**Quoted passage**

The Story of a Magic Box: Designing for Accessibility

Yesha Bavishi
Accela Design
Published in
5 min readJan 15, 2016

My colleagues and I were interviewing a hunter during one of our client visits to get some insights for a new application for hunters. It was interesting and insightful to learn about hunting as a family tradition and culture in that community. Halfway through our interview, we decided to get feedback on the prototype of the Harvest Reporting Application we had been working on for a couple of weeks. My colleague took an iPhone out of his pocket and opened the InVision prototype on his phone. We asked the interview candidate to go through the prototype flow. He took some time to get started, and he struggled a bit. We assumed the reason he was taking more time was due to the learning curve of this new application. Once he was done with the prototype testing, we asked him about his final thoughts. He replied, “The cell phone I have isn’t a Magic Box like you folks have here. The cell phone I have is the one where you dial up and that’s it.”

A Magic Box

Many companies hypothesize that their users are young, urban hip, smartphone-toting, wearable wearing, mobile app consuming, and gamers. But in reality, that is a very small segment of our overall population. When you speak directly to your end users, you learn whom you are truly designing for. And it might surprise you.

Designing for Senior Citizen Users

We still remember that hunter as the funny “magic box” guy. He was a gentleman in his 60s with no exposure to smartphones. From our research, the hunter community is aging, and current community members are not as acquainted with smartphones as their younger counterparts. Our client hopes to attract a younger generation with a more mobile presence, but at the same time doesn’t want to fail their current customers. And in the meantime, the reality is that the demographic skews above 50.

According to this usability study by Nielsen Norman Group, senior citizens clearly have more difficulty using websites than younger people due to reduced visual acuity and confidence. They need bigger fonts or the flexibility to increase font size for readability and clickability purposes. My father got a new iPhone couple of months ago, and the first thing he asked me to do was to increase the font size after barely using it just for a couple of days. We went inside the iPhone settings and modified the font size based on his requirements. It was a blessing to him!

**Set problem 1**
According to the accessibility design article, about how old was the hunter the team remembers as the "magic box" guy?
**Set problem 2**
Pick up the accessibility design article after its final sentence and continue writing it.

Element placement data:

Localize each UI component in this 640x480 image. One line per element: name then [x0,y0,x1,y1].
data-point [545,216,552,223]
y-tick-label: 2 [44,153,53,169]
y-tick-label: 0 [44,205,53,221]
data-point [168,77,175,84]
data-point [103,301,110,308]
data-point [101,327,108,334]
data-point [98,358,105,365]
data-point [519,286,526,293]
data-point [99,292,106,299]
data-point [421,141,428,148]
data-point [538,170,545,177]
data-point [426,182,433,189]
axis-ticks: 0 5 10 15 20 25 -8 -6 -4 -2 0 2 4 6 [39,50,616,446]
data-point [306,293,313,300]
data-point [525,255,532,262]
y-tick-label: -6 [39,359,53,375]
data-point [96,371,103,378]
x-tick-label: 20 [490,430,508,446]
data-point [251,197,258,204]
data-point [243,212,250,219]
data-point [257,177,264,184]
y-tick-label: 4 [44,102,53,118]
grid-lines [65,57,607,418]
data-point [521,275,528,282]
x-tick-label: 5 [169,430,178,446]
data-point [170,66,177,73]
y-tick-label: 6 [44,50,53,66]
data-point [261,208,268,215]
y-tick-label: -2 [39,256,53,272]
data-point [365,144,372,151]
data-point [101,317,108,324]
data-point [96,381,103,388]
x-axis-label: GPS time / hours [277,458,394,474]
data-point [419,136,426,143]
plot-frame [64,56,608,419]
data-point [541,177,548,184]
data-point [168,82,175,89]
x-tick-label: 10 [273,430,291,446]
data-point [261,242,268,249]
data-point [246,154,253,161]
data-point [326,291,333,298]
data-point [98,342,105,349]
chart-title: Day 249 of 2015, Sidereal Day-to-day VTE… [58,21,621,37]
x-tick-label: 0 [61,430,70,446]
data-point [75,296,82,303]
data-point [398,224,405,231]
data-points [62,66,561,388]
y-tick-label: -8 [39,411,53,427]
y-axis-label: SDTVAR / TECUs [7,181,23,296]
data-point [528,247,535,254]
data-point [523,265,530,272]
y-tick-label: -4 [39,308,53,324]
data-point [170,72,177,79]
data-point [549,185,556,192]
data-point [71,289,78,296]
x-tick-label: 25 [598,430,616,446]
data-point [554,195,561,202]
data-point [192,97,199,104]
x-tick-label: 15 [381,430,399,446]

**Right answer 1**
He was in his 60s.

**Right answer 2**
In the past several years, a lot of work has been done to improve usability and accessibility on the web for elders and others, and iOS dynamic type is a positive step to serve this purpose on mobile too. By keeping this use case in mind when we design the Accela Inspector application, we can directly address issues of usability for users like the building inspector we met during our on-site visit. He used more voice commands and paper as his thumb was too big to work the small type on a small screen.

Designing for Less Technically Proficient Users

When we visited the Parks and Recreation center in a small town a few months back, we came across a few folks who get anxious while using a computer for checking-in patrons every day. Almost everyone told us that it was because of his or her fear of messing things up. We decided to observe the check-in process to understand the real reason behind this fear. We found the culprit — a cluttered interface with so many steps for a simple check-in process. The user was not at fault, but the product was. It’s very helpful to reflect on this common situation when you are designing for an enterprise product. In this instance, they are the experts of their domain and workflow, but they are not technology efficient. This is not uncommon. Not only do they have a higher learning curve, but sometimes they need a different user interface to serve their mental models.

Below is the picture of our visit to observe a user working on our hunting-fishing licensing product in a Dick’s store. This poor frustrated guy wants to sell a hunting or fishing license within 2–4 minutes, but a cumbersome interface with so many steps doesn’t help him at all.

A DICK’s Sporting Goods agent frustrated with the license application

I would call this a Design Fail. And THIS is the user we want to convert into a product evangelist.

In an enterprise business model, buyers of a product are very frequently not the real end users. Buyers just have a checklist of a bunch of features; and if a product satisfies that, then they buy it. It’s the end users who have to deal with the product on an everyday basis. And so, in experience design, it is our responsibility and our mandate to design engaging and user-friendly products for our real end users, not the buyers.

A user shouldn’t feel that the product is smarter than them just because it’s complicated with a bunch of features (We recently met a maintenance supervisor who thought his smartphone was smarter than him). In an overcomplicated or unfriendly UI, a user’s fear of getting into pitfalls can overshadow any good design aspects. A feature, which is useful on its own, may create a clutter or be irrelevant next to other similar features. Making sure to design the holistic experience to serve your user’s mental model will go a long way in ensuring that you have not overcomplicated a standard workflow, and your user will feel more confident in the product and in their job. And that is a good design experience.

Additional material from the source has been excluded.